§ Passage:

A propos of coffee as a good medium for bacterial growth, I used to put my cup behind the flat monitor, then I did something, grumbled that I lost my coffee… well, after a week or so, there are those neat green-gray fuzzy islands. I’ll ask some microbiologist what these are, could be a great theme at some party, after we’re done with the aesthetic qualities of cat skulls or some such.

A propos of explosions, my father once got a five litre bottle of unpasteurised beer. Since he may drink a glass of beer in a week, he thought that it should be opened when there’s some company. One day, beer exploded, creating a deluge in the kitchen and surrounding areas – due to architectural creativity, kitchen is two stairs up from other spaces. There was also a considerable amount of glass shrapnel. Since then, my family strictly adheres to wine.

A semi-relevant story:

I “inherited” lab space that was vacated by a professor who had retired just before I started. His equipment and supplies were simply left in place and I moved in around and among them as best I could. One of the items left behind was a (working) -80 degree freezer with about 10 cm of frost included at no extra charge. Partly imbedded in said frost – on the bottom shelf – were two nondescript cardboard boxes.

Well, after about six months, I had finally reached the point where I had time to defrost the freezer and remove various odds and ends, including a few old bottles of frozen cell culture media that had expired when Reagan was still president.

The two cardboard boxes, however, were more of a mystery: they contained twenty-six frozen whole fish. From the tags and packing, it seemed clear that they were specimens of some sort, but the labels had become unreadable from long exposure to frost.

Since the previous occupant of the lab – who had been there since the 1970’s – had spent his life researching gene expression in skin cells and melanoma, it seemed unlikely that these were his specimens. I asked around the groups researching fish and other macrofauna and nobody claimed ownership. I finally bagged them up and removed them to the dumpster. This was in 2005.

Last year, the previous occupant of my lab (who did not go the “emeritus” route but was able to actually retire) stopped by and I asked him about the fish. Apparently, they had been in an older freezer when he took over the lab space and he had dutifully saved them through three freezer replacements. He seemed to recall that the labels had dates from the late 1950’s and early 1960’s before they had faded into illegibility.

I guess that whoever collected the fish isn’t coming back for them.


I’ve got a jar of cloves that I “inherited” from my mother. The expiration date is about a month before I was born – October 1984. I also have bottles of rum- and almond drops from the early nineties, and they were fine the last time I used them (as far as I know – they didn’t kill me and the cakes I made tasted quite rummy/almondy).

Coffee is excellent breeding ground for mould. Last summer I noticed that my Senseo’s drip-catcher would sport lovely green islands after two days.

My son had a spectacular fifth-grade teacher. One of the wonderful things about her classroom was her animal collection: the usual little mammals, plus two snakes, a few lizards, and some others. The kids got to take turns feeding them, of course. The first week my son came home with his week for feeding the snakes, he talked about the frozen mice that had to be warmed up in the microwave.

“Wait” I blurted out, “you don’t mean you use the class microwave to heat those mice?”

“Oh no,” he replied, “Ms. **** wouldn’t like that. She has us use the microwave in the teachers’ lounge.”

Not quite a refrigerator story, but one that will stay with me for a long time.

Military Experience:

While the content of refrigerators guarded in the clinics of our uniformed services are may be sources for Ft. Detrick experiments, I have observed one Public Health Refrigerator Nazi (PHRN) who would confiscate all contents not labeled with a name and date at the end of each day. Anything left in the sink at the end of the day disappeared.

These draconian measures eventually trained staff, but when the PHRN transfered out I am told behaviors extinguished rapidly. I also think that several large cartons of coffee mugs and spoons left with the PHRN.

§ Bounding box prediction data:
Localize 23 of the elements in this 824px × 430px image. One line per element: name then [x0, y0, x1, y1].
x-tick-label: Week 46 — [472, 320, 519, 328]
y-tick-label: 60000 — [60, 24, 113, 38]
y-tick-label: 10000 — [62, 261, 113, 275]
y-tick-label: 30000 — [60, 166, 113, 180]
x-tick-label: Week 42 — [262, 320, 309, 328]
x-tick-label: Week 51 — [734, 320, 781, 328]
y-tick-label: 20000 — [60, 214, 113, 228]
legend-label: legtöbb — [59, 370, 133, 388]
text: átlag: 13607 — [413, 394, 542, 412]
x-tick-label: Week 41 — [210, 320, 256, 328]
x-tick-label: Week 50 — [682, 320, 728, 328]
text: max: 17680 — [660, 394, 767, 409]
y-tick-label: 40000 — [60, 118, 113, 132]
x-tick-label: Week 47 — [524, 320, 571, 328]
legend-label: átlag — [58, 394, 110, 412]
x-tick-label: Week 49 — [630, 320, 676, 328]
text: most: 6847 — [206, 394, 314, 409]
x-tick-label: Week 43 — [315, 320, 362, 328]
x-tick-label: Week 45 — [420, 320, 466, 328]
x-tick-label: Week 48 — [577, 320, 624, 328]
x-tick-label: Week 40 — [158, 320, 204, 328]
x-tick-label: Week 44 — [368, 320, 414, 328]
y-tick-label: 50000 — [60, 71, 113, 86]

§ Assigned task:
Answer these questions about the passage:
(a) How many frozen whole fish were in the two cardboard boxes?
(b) In what year were the fish removed to the dumpster?
(c) Where did the students warm up the frozen mice for the snakes?

§ Exercise solution:
(a) Twenty-six.
(b) 2005.
(c) In the microwave in the teachers' lounge.